------ RECORD SET
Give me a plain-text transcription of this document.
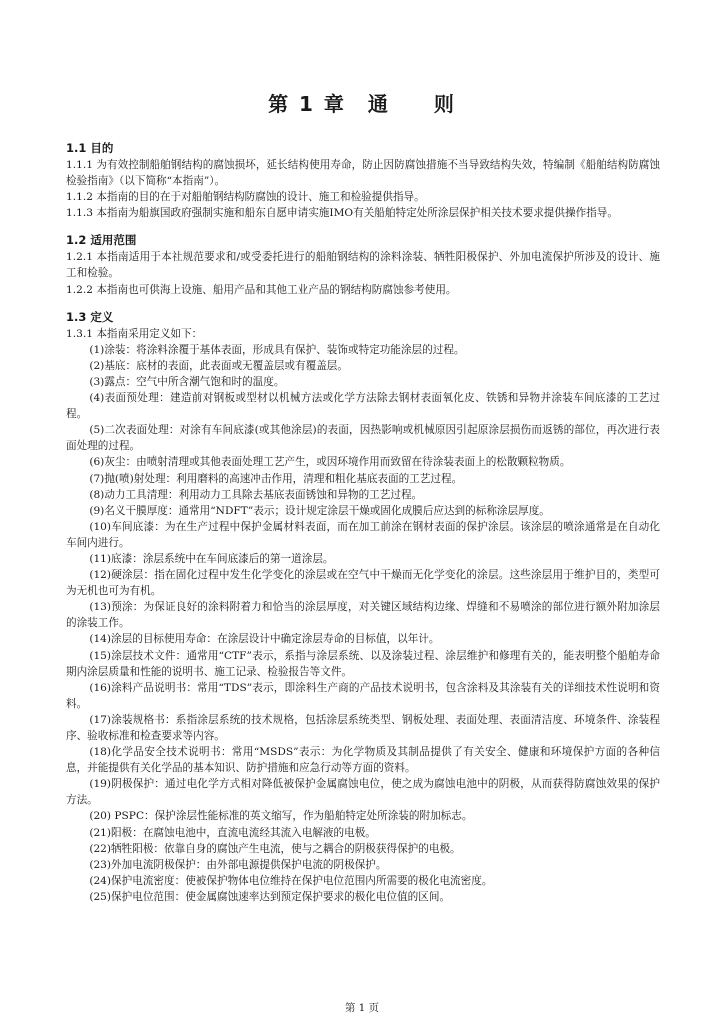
第 1 章　通　　则
1.1 目的

1.1.1 为有效控制船舶钢结构的腐蚀损坏，延长结构使用寿命，防止因防腐蚀措施不当导致结构失效，特编制《船舶结构防腐蚀检验指南》（以下简称“本指南”）。

1.1.2 本指南的目的在于对船舶钢结构防腐蚀的设计、施工和检验提供指导。

1.1.3 本指南为船旗国政府强制实施和船东自愿申请实施IMO有关船舶特定处所涂层保护相关技术要求提供操作指导。

1.2 适用范围

1.2.1 本指南适用于本社规范要求和/或受委托进行的船舶钢结构的涂料涂装、牺牲阳极保护、外加电流保护所涉及的设计、施工和检验。

1.2.2 本指南也可供海上设施、船用产品和其他工业产品的钢结构防腐蚀参考使用。

1.3 定义

1.3.1 本指南采用定义如下：

(1)涂装：将涂料涂覆于基体表面，形成具有保护、装饰或特定功能涂层的过程。

(2)基底：底材的表面，此表面或无覆盖层或有覆盖层。

(3)露点：空气中所含潮气饱和时的温度。

(4)表面预处理：建造前对钢板或型材以机械方法或化学方法除去钢材表面氧化皮、铁锈和异物并涂装车间底漆的工艺过程。

(5)二次表面处理：对涂有车间底漆(或其他涂层)的表面，因热影响或机械原因引起原涂层损伤而返锈的部位，再次进行表面处理的过程。

(6)灰尘：由喷射清理或其他表面处理工艺产生，或因环境作用而致留在待涂装表面上的松散颗粒物质。

(7)抛(喷)射处理：利用磨料的高速冲击作用，清理和粗化基底表面的工艺过程。

(8)动力工具清理：利用动力工具除去基底表面锈蚀和异物的工艺过程。

(9)名义干膜厚度：通常用“NDFT”表示；设计规定涂层干燥或固化成膜后应达到的标称涂层厚度。

(10)车间底漆：为在生产过程中保护金属材料表面，而在加工前涂在钢材表面的保护涂层。该涂层的喷涂通常是在自动化车间内进行。

(11)底漆：涂层系统中在车间底漆后的第一道涂层。

(12)硬涂层：指在固化过程中发生化学变化的涂层或在空气中干燥而无化学变化的涂层。这些涂层用于维护目的，类型可为无机也可为有机。

(13)预涂：为保证良好的涂料附着力和恰当的涂层厚度，对关键区域结构边缘、焊缝和不易喷涂的部位进行额外附加涂层的涂装工作。

(14)涂层的目标使用寿命：在涂层设计中确定涂层寿命的目标值，以年计。

(15)涂层技术文件：通常用“CTF”表示，系指与涂层系统、以及涂装过程、涂层维护和修理有关的，能表明整个船舶寿命期内涂层质量和性能的说明书、施工记录、检验报告等文件。

(16)涂料产品说明书：常用“TDS”表示，即涂料生产商的产品技术说明书，包含涂料及其涂装有关的详细技术性说明和资料。

(17)涂装规格书：系指涂层系统的技术规格，包括涂层系统类型、钢板处理、表面处理、表面清洁度、环境条件、涂装程序、验收标准和检查要求等内容。

(18)化学品安全技术说明书：常用“MSDS”表示：为化学物质及其制品提供了有关安全、健康和环境保护方面的各种信息，并能提供有关化学品的基本知识、防护措施和应急行动等方面的资料。

(19)阴极保护：通过电化学方式相对降低被保护金属腐蚀电位，使之成为腐蚀电池中的阴极，从而获得防腐蚀效果的保护方法。

(20) PSPC：保护涂层性能标准的英文缩写，作为船舶特定处所涂装的附加标志。

(21)阳极：在腐蚀电池中，直流电流经其流入电解液的电极。

(22)牺牲阳极：依靠自身的腐蚀产生电流，使与之耦合的阴极获得保护的电极。

(23)外加电流阴极保护：由外部电源提供保护电流的阴极保护。

(24)保护电流密度：使被保护物体电位维持在保护电位范围内所需要的极化电流密度。

(25)保护电位范围：使金属腐蚀速率达到预定保护要求的极化电位值的区间。

第 1 页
------------
• EXERCISE:
Write out the records above once more, word for word, with no pictures.

• SOLVED PROBLEM:
Give me a plain-text transcription of this document.
第 1 章　通　　则
1.1 目的

1.1.1 为有效控制船舶钢结构的腐蚀损坏，延长结构使用寿命，防止因防腐蚀措施不当导致结构失效，特编制《船舶结构防腐蚀检验指南》（以下简称“本指南”）。

1.1.2 本指南的目的在于对船舶钢结构防腐蚀的设计、施工和检验提供指导。

1.1.3 本指南为船旗国政府强制实施和船东自愿申请实施IMO有关船舶特定处所涂层保护相关技术要求提供操作指导。

1.2 适用范围

1.2.1 本指南适用于本社规范要求和/或受委托进行的船舶钢结构的涂料涂装、牺牲阳极保护、外加电流保护所涉及的设计、施工和检验。

1.2.2 本指南也可供海上设施、船用产品和其他工业产品的钢结构防腐蚀参考使用。

1.3 定义

1.3.1 本指南采用定义如下：

(1)涂装：将涂料涂覆于基体表面，形成具有保护、装饰或特定功能涂层的过程。

(2)基底：底材的表面，此表面或无覆盖层或有覆盖层。

(3)露点：空气中所含潮气饱和时的温度。

(4)表面预处理：建造前对钢板或型材以机械方法或化学方法除去钢材表面氧化皮、铁锈和异物并涂装车间底漆的工艺过程。

(5)二次表面处理：对涂有车间底漆(或其他涂层)的表面，因热影响或机械原因引起原涂层损伤而返锈的部位，再次进行表面处理的过程。

(6)灰尘：由喷射清理或其他表面处理工艺产生，或因环境作用而致留在待涂装表面上的松散颗粒物质。

(7)抛(喷)射处理：利用磨料的高速冲击作用，清理和粗化基底表面的工艺过程。

(8)动力工具清理：利用动力工具除去基底表面锈蚀和异物的工艺过程。

(9)名义干膜厚度：通常用“NDFT”表示；设计规定涂层干燥或固化成膜后应达到的标称涂层厚度。

(10)车间底漆：为在生产过程中保护金属材料表面，而在加工前涂在钢材表面的保护涂层。该涂层的喷涂通常是在自动化车间内进行。

(11)底漆：涂层系统中在车间底漆后的第一道涂层。

(12)硬涂层：指在固化过程中发生化学变化的涂层或在空气中干燥而无化学变化的涂层。这些涂层用于维护目的，类型可为无机也可为有机。

(13)预涂：为保证良好的涂料附着力和恰当的涂层厚度，对关键区域结构边缘、焊缝和不易喷涂的部位进行额外附加涂层的涂装工作。

(14)涂层的目标使用寿命：在涂层设计中确定涂层寿命的目标值，以年计。

(15)涂层技术文件：通常用“CTF”表示，系指与涂层系统、以及涂装过程、涂层维护和修理有关的，能表明整个船舶寿命期内涂层质量和性能的说明书、施工记录、检验报告等文件。

(16)涂料产品说明书：常用“TDS”表示，即涂料生产商的产品技术说明书，包含涂料及其涂装有关的详细技术性说明和资料。

(17)涂装规格书：系指涂层系统的技术规格，包括涂层系统类型、钢板处理、表面处理、表面清洁度、环境条件、涂装程序、验收标准和检查要求等内容。

(18)化学品安全技术说明书：常用“MSDS”表示：为化学物质及其制品提供了有关安全、健康和环境保护方面的各种信息，并能提供有关化学品的基本知识、防护措施和应急行动等方面的资料。

(19)阴极保护：通过电化学方式相对降低被保护金属腐蚀电位，使之成为腐蚀电池中的阴极，从而获得防腐蚀效果的保护方法。

(20) PSPC：保护涂层性能标准的英文缩写，作为船舶特定处所涂装的附加标志。

(21)阳极：在腐蚀电池中，直流电流经其流入电解液的电极。

(22)牺牲阳极：依靠自身的腐蚀产生电流，使与之耦合的阴极获得保护的电极。

(23)外加电流阴极保护：由外部电源提供保护电流的阴极保护。

(24)保护电流密度：使被保护物体电位维持在保护电位范围内所需要的极化电流密度。

(25)保护电位范围：使金属腐蚀速率达到预定保护要求的极化电位值的区间。

第 1 页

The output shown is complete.